# [Directive]
Send back the records in full, character for character.

# [Supplied records]

--*--

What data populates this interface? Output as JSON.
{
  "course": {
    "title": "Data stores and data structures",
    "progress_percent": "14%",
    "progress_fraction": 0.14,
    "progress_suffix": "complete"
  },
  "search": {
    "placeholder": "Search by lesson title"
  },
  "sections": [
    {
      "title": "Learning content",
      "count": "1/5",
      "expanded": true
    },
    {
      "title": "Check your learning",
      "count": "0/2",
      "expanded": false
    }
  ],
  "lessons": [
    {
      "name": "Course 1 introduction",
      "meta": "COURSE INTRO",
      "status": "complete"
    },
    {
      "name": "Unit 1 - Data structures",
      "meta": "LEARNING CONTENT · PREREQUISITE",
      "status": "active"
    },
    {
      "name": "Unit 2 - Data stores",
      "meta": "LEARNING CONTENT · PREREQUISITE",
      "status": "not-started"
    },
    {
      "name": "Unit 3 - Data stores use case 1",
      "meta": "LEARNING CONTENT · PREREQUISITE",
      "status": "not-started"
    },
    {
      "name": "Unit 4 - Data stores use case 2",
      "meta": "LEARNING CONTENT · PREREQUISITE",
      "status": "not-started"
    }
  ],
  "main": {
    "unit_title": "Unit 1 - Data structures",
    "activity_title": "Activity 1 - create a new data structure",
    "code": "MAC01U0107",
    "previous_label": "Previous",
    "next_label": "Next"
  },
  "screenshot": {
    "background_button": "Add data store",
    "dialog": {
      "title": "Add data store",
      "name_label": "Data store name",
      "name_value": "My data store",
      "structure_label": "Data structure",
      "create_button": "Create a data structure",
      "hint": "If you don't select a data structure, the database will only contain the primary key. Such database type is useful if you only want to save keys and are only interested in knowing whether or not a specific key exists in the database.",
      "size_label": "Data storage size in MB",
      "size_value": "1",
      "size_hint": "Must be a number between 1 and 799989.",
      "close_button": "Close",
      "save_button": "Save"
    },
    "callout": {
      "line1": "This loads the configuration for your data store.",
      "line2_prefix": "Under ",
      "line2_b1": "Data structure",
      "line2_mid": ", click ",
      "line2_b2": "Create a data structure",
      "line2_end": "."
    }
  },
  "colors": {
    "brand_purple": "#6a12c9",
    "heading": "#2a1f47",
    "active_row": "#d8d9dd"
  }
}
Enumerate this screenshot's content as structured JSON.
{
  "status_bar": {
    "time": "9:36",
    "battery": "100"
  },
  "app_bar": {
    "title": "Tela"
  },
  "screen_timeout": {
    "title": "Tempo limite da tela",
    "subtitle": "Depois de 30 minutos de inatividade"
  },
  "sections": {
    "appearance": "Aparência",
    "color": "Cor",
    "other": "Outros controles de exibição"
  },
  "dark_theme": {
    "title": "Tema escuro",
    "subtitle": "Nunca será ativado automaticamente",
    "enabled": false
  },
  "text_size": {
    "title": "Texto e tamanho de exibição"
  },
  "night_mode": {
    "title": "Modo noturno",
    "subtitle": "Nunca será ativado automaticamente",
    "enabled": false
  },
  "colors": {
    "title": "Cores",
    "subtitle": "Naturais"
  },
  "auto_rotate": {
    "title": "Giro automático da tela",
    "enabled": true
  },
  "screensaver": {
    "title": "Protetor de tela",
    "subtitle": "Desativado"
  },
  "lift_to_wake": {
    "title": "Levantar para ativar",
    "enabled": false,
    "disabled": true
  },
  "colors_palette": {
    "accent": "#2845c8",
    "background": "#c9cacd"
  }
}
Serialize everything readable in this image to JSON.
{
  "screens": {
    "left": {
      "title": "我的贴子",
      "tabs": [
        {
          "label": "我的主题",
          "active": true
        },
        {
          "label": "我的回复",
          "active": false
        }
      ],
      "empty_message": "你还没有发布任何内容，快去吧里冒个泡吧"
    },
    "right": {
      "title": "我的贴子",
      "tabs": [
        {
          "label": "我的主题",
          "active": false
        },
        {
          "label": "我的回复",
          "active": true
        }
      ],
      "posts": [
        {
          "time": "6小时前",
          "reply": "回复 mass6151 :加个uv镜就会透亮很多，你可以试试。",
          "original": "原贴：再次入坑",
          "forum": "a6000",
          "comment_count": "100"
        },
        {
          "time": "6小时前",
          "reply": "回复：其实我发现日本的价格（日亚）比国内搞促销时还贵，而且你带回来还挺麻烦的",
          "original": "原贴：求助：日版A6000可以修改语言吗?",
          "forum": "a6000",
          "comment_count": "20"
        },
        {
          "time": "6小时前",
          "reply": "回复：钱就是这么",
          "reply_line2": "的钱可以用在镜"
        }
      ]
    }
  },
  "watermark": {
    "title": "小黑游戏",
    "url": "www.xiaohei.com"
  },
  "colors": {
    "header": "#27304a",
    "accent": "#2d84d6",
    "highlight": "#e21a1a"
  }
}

--*--

# [Completed exercise]
What data populates this interface? Output as JSON.
{
  "course": {
    "title": "Data stores and data structures",
    "progress_percent": "14%",
    "progress_fraction": 0.14,
    "progress_suffix": "complete"
  },
  "search": {
    "placeholder": "Search by lesson title"
  },
  "sections": [
    {
      "title": "Learning content",
      "count": "1/5",
      "expanded": true
    },
    {
      "title": "Check your learning",
      "count": "0/2",
      "expanded": false
    }
  ],
  "lessons": [
    {
      "name": "Course 1 introduction",
      "meta": "COURSE INTRO",
      "status": "complete"
    },
    {
      "name": "Unit 1 - Data structures",
      "meta": "LEARNING CONTENT · PREREQUISITE",
      "status": "active"
    },
    {
      "name": "Unit 2 - Data stores",
      "meta": "LEARNING CONTENT · PREREQUISITE",
      "status": "not-started"
    },
    {
      "name": "Unit 3 - Data stores use case 1",
      "meta": "LEARNING CONTENT · PREREQUISITE",
      "status": "not-started"
    },
    {
      "name": "Unit 4 - Data stores use case 2",
      "meta": "LEARNING CONTENT · PREREQUISITE",
      "status": "not-started"
    }
  ],
  "main": {
    "unit_title": "Unit 1 - Data structures",
    "activity_title": "Activity 1 - create a new data structure",
    "code": "MAC01U0107",
    "previous_label": "Previous",
    "next_label": "Next"
  },
  "screenshot": {
    "background_button": "Add data store",
    "dialog": {
      "title": "Add data store",
      "name_label": "Data store name",
      "name_value": "My data store",
      "structure_label": "Data structure",
      "create_button": "Create a data structure",
      "hint": "If you don't select a data structure, the database will only contain the primary key. Such database type is useful if you only want to save keys and are only interested in knowing whether or not a specific key exists in the database.",
      "size_label": "Data storage size in MB",
      "size_value": "1",
      "size_hint": "Must be a number between 1 and 799989.",
      "close_button": "Close",
      "save_button": "Save"
    },
    "callout": {
      "line1": "This loads the configuration for your data store.",
      "line2_prefix": "Under ",
      "line2_b1": "Data structure",
      "line2_mid": ", click ",
      "line2_b2": "Create a data structure",
      "line2_end": "."
    }
  },
  "colors": {
    "brand_purple": "#6a12c9",
    "heading": "#2a1f47",
    "active_row": "#d8d9dd"
  }
}
Enumerate this screenshot's content as structured JSON.
{
  "status_bar": {
    "time": "9:36",
    "battery": "100"
  },
  "app_bar": {
    "title": "Tela"
  },
  "screen_timeout": {
    "title": "Tempo limite da tela",
    "subtitle": "Depois de 30 minutos de inatividade"
  },
  "sections": {
    "appearance": "Aparência",
    "color": "Cor",
    "other": "Outros controles de exibição"
  },
  "dark_theme": {
    "title": "Tema escuro",
    "subtitle": "Nunca será ativado automaticamente",
    "enabled": false
  },
  "text_size": {
    "title": "Texto e tamanho de exibição"
  },
  "night_mode": {
    "title": "Modo noturno",
    "subtitle": "Nunca será ativado automaticamente",
    "enabled": false
  },
  "colors": {
    "title": "Cores",
    "subtitle": "Naturais"
  },
  "auto_rotate": {
    "title": "Giro automático da tela",
    "enabled": true
  },
  "screensaver": {
    "title": "Protetor de tela",
    "subtitle": "Desativado"
  },
  "lift_to_wake": {
    "title": "Levantar para ativar",
    "enabled": false,
    "disabled": true
  },
  "colors_palette": {
    "accent": "#2845c8",
    "background": "#c9cacd"
  }
}
Serialize everything readable in this image to JSON.
{
  "screens": {
    "left": {
      "title": "我的贴子",
      "tabs": [
        {
          "label": "我的主题",
          "active": true
        },
        {
          "label": "我的回复",
          "active": false
        }
      ],
      "empty_message": "你还没有发布任何内容，快去吧里冒个泡吧"
    },
    "right": {
      "title": "我的贴子",
      "tabs": [
        {
          "label": "我的主题",
          "active": false
        },
        {
          "label": "我的回复",
          "active": true
        }
      ],
      "posts": [
        {
          "time": "6小时前",
          "reply": "回复 mass6151 :加个uv镜就会透亮很多，你可以试试。",
          "original": "原贴：再次入坑",
          "forum": "a6000",
          "comment_count": "100"
        },
        {
          "time": "6小时前",
          "reply": "回复：其实我发现日本的价格（日亚）比国内搞促销时还贵，而且你带回来还挺麻烦的",
          "original": "原贴：求助：日版A6000可以修改语言吗?",
          "forum": "a6000",
          "comment_count": "20"
        },
        {
          "time": "6小时前",
          "reply": "回复：钱就是这么",
          "reply_line2": "的钱可以用在镜"
        }
      ]
    }
  },
  "watermark": {
    "title": "小黑游戏",
    "url": "www.xiaohei.com"
  },
  "colors": {
    "header": "#27304a",
    "accent": "#2d84d6",
    "highlight": "#e21a1a"
  }
}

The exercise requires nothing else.